◆ **REQUIRED TASK**:
List each line in which the string "дату" appears.

(Data excerpts)
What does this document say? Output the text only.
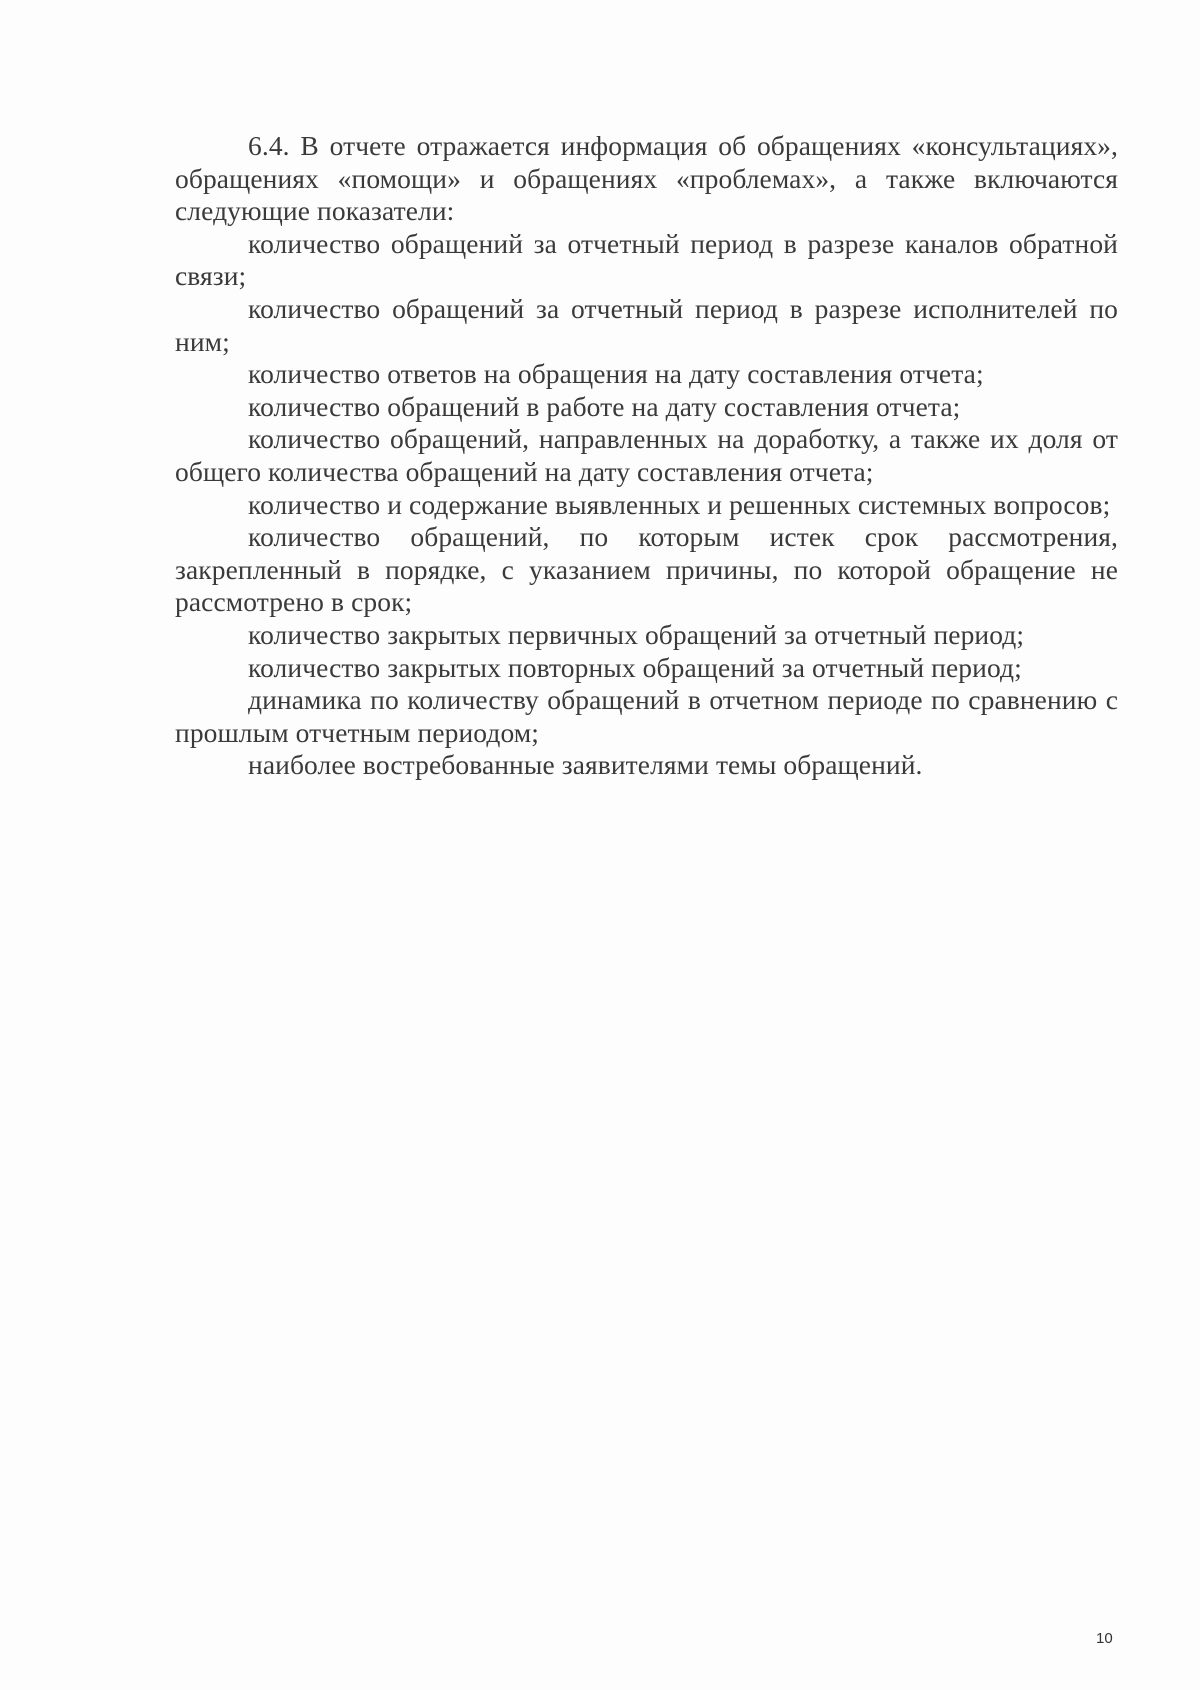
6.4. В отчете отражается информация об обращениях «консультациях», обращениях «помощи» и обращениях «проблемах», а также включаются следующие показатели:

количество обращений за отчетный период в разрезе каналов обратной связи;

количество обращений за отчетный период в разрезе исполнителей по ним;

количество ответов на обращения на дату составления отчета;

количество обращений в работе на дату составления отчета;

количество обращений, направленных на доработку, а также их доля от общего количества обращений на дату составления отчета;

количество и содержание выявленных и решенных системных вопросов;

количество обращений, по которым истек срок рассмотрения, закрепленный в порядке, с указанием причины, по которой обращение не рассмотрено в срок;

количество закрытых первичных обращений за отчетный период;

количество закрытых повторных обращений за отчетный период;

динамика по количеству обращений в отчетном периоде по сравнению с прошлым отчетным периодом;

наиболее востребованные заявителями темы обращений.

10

---

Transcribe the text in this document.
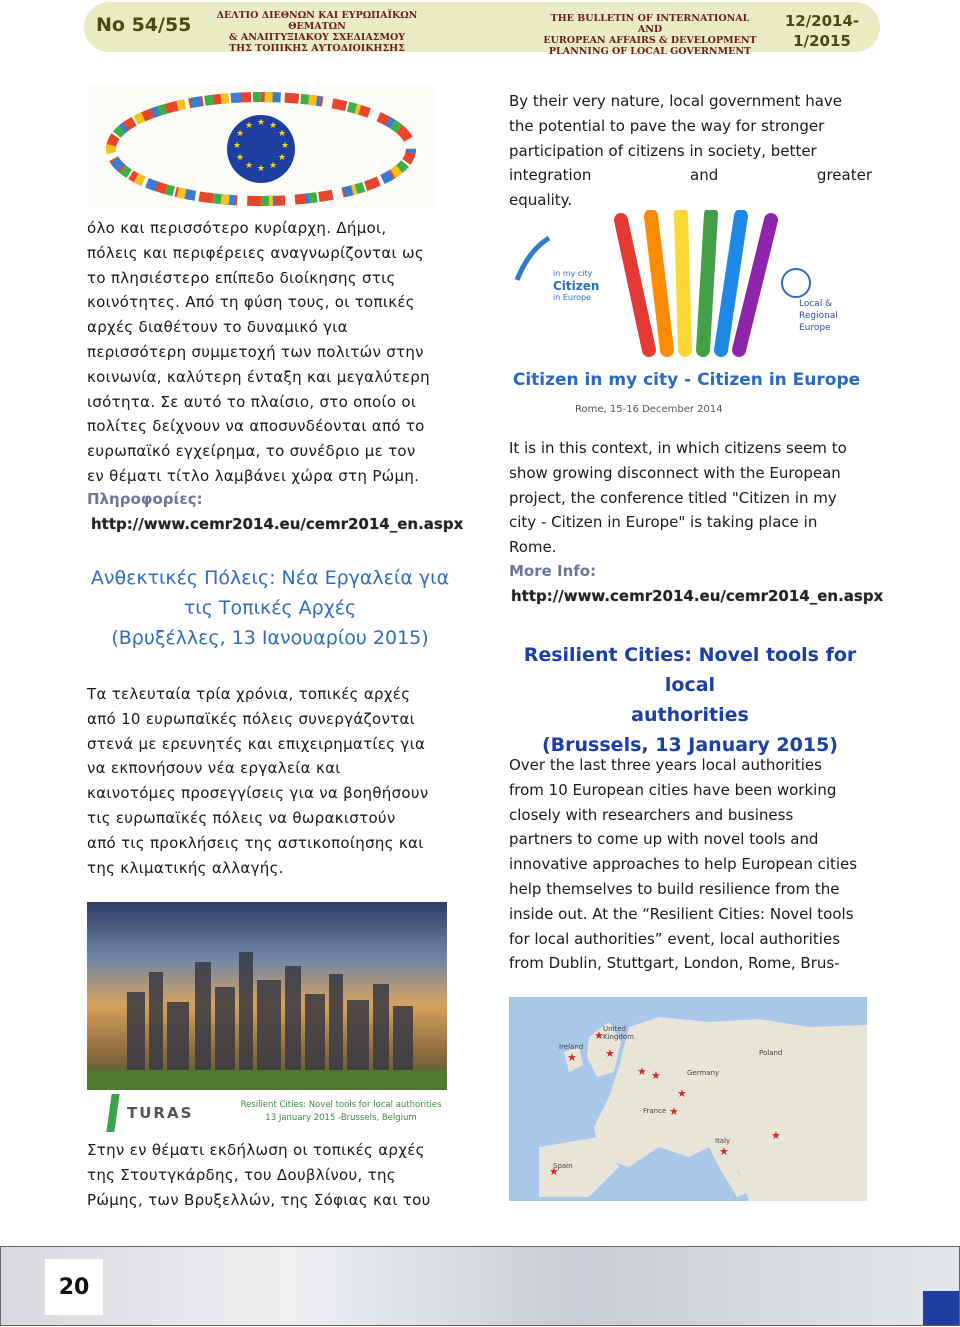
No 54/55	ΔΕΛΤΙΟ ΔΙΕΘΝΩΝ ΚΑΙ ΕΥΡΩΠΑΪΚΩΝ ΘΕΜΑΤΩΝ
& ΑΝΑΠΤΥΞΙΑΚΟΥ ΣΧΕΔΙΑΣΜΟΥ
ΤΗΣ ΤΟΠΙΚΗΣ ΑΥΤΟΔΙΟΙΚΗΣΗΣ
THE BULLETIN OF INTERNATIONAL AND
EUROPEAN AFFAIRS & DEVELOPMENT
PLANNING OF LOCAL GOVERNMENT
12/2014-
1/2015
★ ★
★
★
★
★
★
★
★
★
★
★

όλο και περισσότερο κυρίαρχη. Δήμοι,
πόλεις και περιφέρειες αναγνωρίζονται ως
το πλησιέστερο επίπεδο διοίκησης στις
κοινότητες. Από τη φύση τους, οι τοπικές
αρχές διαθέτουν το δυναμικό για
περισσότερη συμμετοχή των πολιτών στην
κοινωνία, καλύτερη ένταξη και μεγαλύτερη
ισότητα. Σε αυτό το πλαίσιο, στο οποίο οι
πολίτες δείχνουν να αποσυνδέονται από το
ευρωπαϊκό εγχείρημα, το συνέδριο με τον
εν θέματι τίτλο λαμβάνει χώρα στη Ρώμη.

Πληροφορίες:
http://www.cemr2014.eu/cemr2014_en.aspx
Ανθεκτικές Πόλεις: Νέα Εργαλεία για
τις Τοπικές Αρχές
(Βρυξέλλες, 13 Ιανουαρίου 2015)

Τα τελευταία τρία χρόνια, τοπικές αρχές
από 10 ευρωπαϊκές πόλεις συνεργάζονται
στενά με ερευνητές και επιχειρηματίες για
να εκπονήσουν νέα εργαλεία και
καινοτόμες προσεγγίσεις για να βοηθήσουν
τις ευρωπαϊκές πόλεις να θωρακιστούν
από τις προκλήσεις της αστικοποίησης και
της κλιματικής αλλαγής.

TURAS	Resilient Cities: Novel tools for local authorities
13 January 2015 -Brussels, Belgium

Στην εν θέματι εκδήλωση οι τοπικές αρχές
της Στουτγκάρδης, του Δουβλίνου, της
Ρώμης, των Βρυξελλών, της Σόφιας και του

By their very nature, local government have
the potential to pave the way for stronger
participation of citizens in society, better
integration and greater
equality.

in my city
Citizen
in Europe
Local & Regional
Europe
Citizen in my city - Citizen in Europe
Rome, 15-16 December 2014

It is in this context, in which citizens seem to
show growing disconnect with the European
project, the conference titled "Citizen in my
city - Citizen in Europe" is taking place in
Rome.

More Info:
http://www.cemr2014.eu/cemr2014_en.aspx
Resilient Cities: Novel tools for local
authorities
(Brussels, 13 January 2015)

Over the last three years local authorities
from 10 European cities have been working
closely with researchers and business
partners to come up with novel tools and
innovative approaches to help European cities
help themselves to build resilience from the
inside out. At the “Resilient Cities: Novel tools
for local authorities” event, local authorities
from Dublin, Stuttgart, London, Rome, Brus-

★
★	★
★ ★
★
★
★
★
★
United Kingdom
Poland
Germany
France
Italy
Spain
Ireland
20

◆ **RESPONSE**:
количество ответов на обращения на дату составления отчета;
количество обращений в работе на дату составления отчета;
количество обращений, направленных на доработку, а также их доля от общего количества обращений на дату составления отчета;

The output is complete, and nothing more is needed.